▶ [YOUR INSTRUCTIONS] Omit every picture, then give all the entries again exactly.

+ + + + +

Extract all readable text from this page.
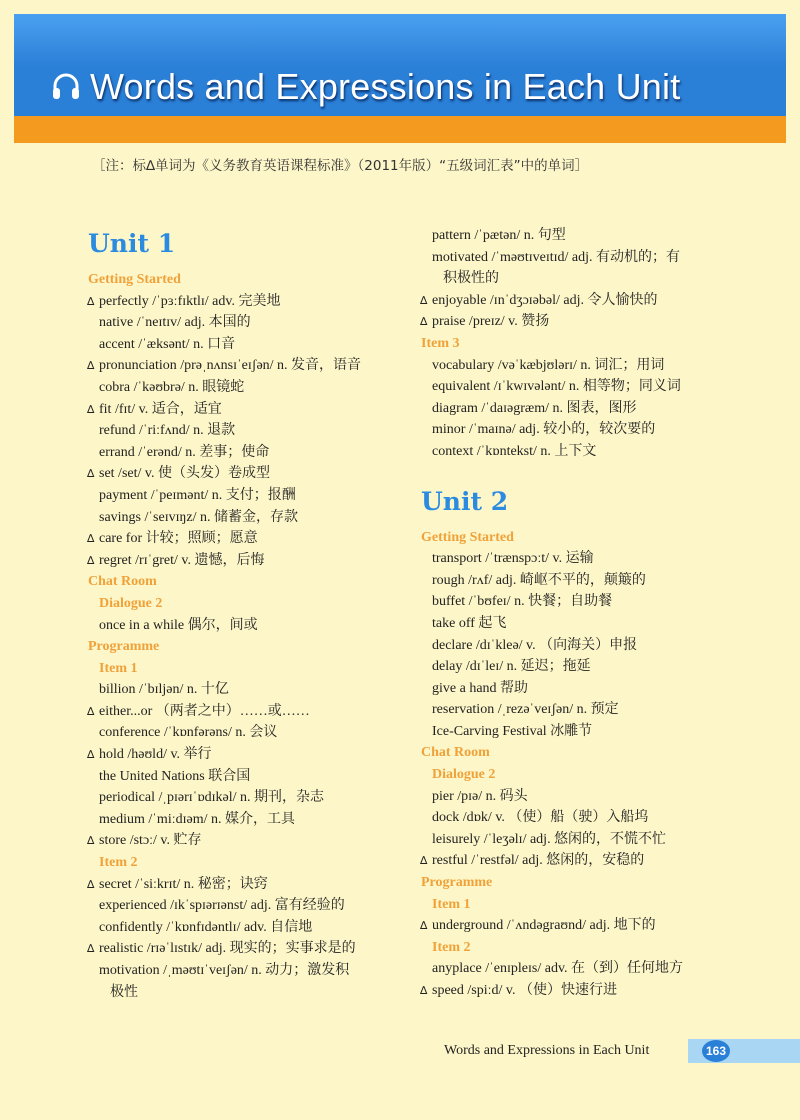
Words and Expressions in Each Unit
［注：标∆单词为《义务教育英语课程标准》（2011年版）“五级词汇表”中的单词］
Unit 1
Getting Started
∆ perfectly /ˈpɜːfɪktlɪ/ adv. 完美地
native /ˈneɪtɪv/ adj. 本国的
accent /ˈæksənt/ n. 口音
∆ pronunciation /prəˌnʌnsɪˈeɪʃən/ n. 发音，语音
cobra /ˈkəʊbrə/ n. 眼镜蛇
∆ fit /fɪt/ v. 适合，适宜
refund /ˈriːfʌnd/ n. 退款
errand /ˈerənd/ n. 差事；使命
∆ set /set/ v. 使（头发）卷成型
payment /ˈpeɪmənt/ n. 支付；报酬
savings /ˈseɪvɪŋz/ n. 储蓄金，存款
∆ care for 计较；照顾；愿意
∆ regret /rɪˈgret/ v. 遗憾，后悔
Chat Room
Dialogue 2
once in a while 偶尔，间或
Programme
Item 1
billion /ˈbɪljən/ n. 十亿
∆ either...or （两者之中）……或……
conference /ˈkɒnfərəns/ n. 会议
∆ hold /həʊld/ v. 举行
the United Nations 联合国
periodical /ˌpɪərɪˈɒdɪkəl/ n. 期刊，杂志
medium /ˈmiːdɪəm/ n. 媒介，工具
∆ store /stɔː/ v. 贮存
Item 2
∆ secret /ˈsiːkrɪt/ n. 秘密；诀窍
experienced /ɪkˈspɪərɪənst/ adj. 富有经验的
confidently /ˈkɒnfɪdəntlɪ/ adv. 自信地
∆ realistic /rɪəˈlɪstɪk/ adj. 现实的；实事求是的
motivation /ˌməʊtɪˈveɪʃən/ n. 动力；激发积
极性
pattern /ˈpætən/ n. 句型
motivated /ˈməʊtɪveɪtɪd/ adj. 有动机的；有
积极性的
∆ enjoyable /ɪnˈdʒɔɪəbəl/ adj. 令人愉快的
∆ praise /preɪz/ v. 赞扬
Item 3
vocabulary /vəˈkæbjʊlərɪ/ n. 词汇；用词
equivalent /ɪˈkwɪvələnt/ n. 相等物；同义词
diagram /ˈdaɪəgræm/ n. 图表，图形
minor /ˈmaɪnə/ adj. 较小的，较次要的
context /ˈkɒntekst/ n. 上下文
Unit 2
Getting Started
transport /ˈtrænspɔːt/ v. 运输
rough /rʌf/ adj. 崎岖不平的，颠簸的
buffet /ˈbʊfeɪ/ n. 快餐；自助餐
take off 起飞
declare /dɪˈkleə/ v. （向海关）申报
delay /dɪˈleɪ/ n. 延迟；拖延
give a hand 帮助
reservation /ˌrezəˈveɪʃən/ n. 预定
Ice-Carving Festival 冰雕节
Chat Room
Dialogue 2
pier /pɪə/ n. 码头
dock /dɒk/ v. （使）船（驶）入船坞
leisurely /ˈleʒəlɪ/ adj. 悠闲的，不慌不忙
∆ restful /ˈrestfəl/ adj. 悠闲的，安稳的
Programme
Item 1
∆ underground /ˈʌndəgraʊnd/ adj. 地下的
Item 2
anyplace /ˈenɪpleɪs/ adv. 在（到）任何地方
∆ speed /spiːd/ v. （使）快速行进
Words and Expressions in Each Unit	163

+ + + + +

▶ [REPLY]
Extract all readable text from this page.
Words and Expressions in Each Unit
［注：标∆单词为《义务教育英语课程标准》（2011年版）“五级词汇表”中的单词］
Unit 1
Getting Started
∆ perfectly /ˈpɜːfɪktlɪ/ adv. 完美地
native /ˈneɪtɪv/ adj. 本国的
accent /ˈæksənt/ n. 口音
∆ pronunciation /prəˌnʌnsɪˈeɪʃən/ n. 发音，语音
cobra /ˈkəʊbrə/ n. 眼镜蛇
∆ fit /fɪt/ v. 适合，适宜
refund /ˈriːfʌnd/ n. 退款
errand /ˈerənd/ n. 差事；使命
∆ set /set/ v. 使（头发）卷成型
payment /ˈpeɪmənt/ n. 支付；报酬
savings /ˈseɪvɪŋz/ n. 储蓄金，存款
∆ care for 计较；照顾；愿意
∆ regret /rɪˈgret/ v. 遗憾，后悔
Chat Room
Dialogue 2
once in a while 偶尔，间或
Programme
Item 1
billion /ˈbɪljən/ n. 十亿
∆ either...or （两者之中）……或……
conference /ˈkɒnfərəns/ n. 会议
∆ hold /həʊld/ v. 举行
the United Nations 联合国
periodical /ˌpɪərɪˈɒdɪkəl/ n. 期刊，杂志
medium /ˈmiːdɪəm/ n. 媒介，工具
∆ store /stɔː/ v. 贮存
Item 2
∆ secret /ˈsiːkrɪt/ n. 秘密；诀窍
experienced /ɪkˈspɪərɪənst/ adj. 富有经验的
confidently /ˈkɒnfɪdəntlɪ/ adv. 自信地
∆ realistic /rɪəˈlɪstɪk/ adj. 现实的；实事求是的
motivation /ˌməʊtɪˈveɪʃən/ n. 动力；激发积
极性
pattern /ˈpætən/ n. 句型
motivated /ˈməʊtɪveɪtɪd/ adj. 有动机的；有
积极性的
∆ enjoyable /ɪnˈdʒɔɪəbəl/ adj. 令人愉快的
∆ praise /preɪz/ v. 赞扬
Item 3
vocabulary /vəˈkæbjʊlərɪ/ n. 词汇；用词
equivalent /ɪˈkwɪvələnt/ n. 相等物；同义词
diagram /ˈdaɪəgræm/ n. 图表，图形
minor /ˈmaɪnə/ adj. 较小的，较次要的
context /ˈkɒntekst/ n. 上下文
Unit 2
Getting Started
transport /ˈtrænspɔːt/ v. 运输
rough /rʌf/ adj. 崎岖不平的，颠簸的
buffet /ˈbʊfeɪ/ n. 快餐；自助餐
take off 起飞
declare /dɪˈkleə/ v. （向海关）申报
delay /dɪˈleɪ/ n. 延迟；拖延
give a hand 帮助
reservation /ˌrezəˈveɪʃən/ n. 预定
Ice-Carving Festival 冰雕节
Chat Room
Dialogue 2
pier /pɪə/ n. 码头
dock /dɒk/ v. （使）船（驶）入船坞
leisurely /ˈleʒəlɪ/ adj. 悠闲的，不慌不忙
∆ restful /ˈrestfəl/ adj. 悠闲的，安稳的
Programme
Item 1
∆ underground /ˈʌndəgraʊnd/ adj. 地下的
Item 2
anyplace /ˈenɪpleɪs/ adv. 在（到）任何地方
∆ speed /spiːd/ v. （使）快速行进
Words and Expressions in Each Unit	163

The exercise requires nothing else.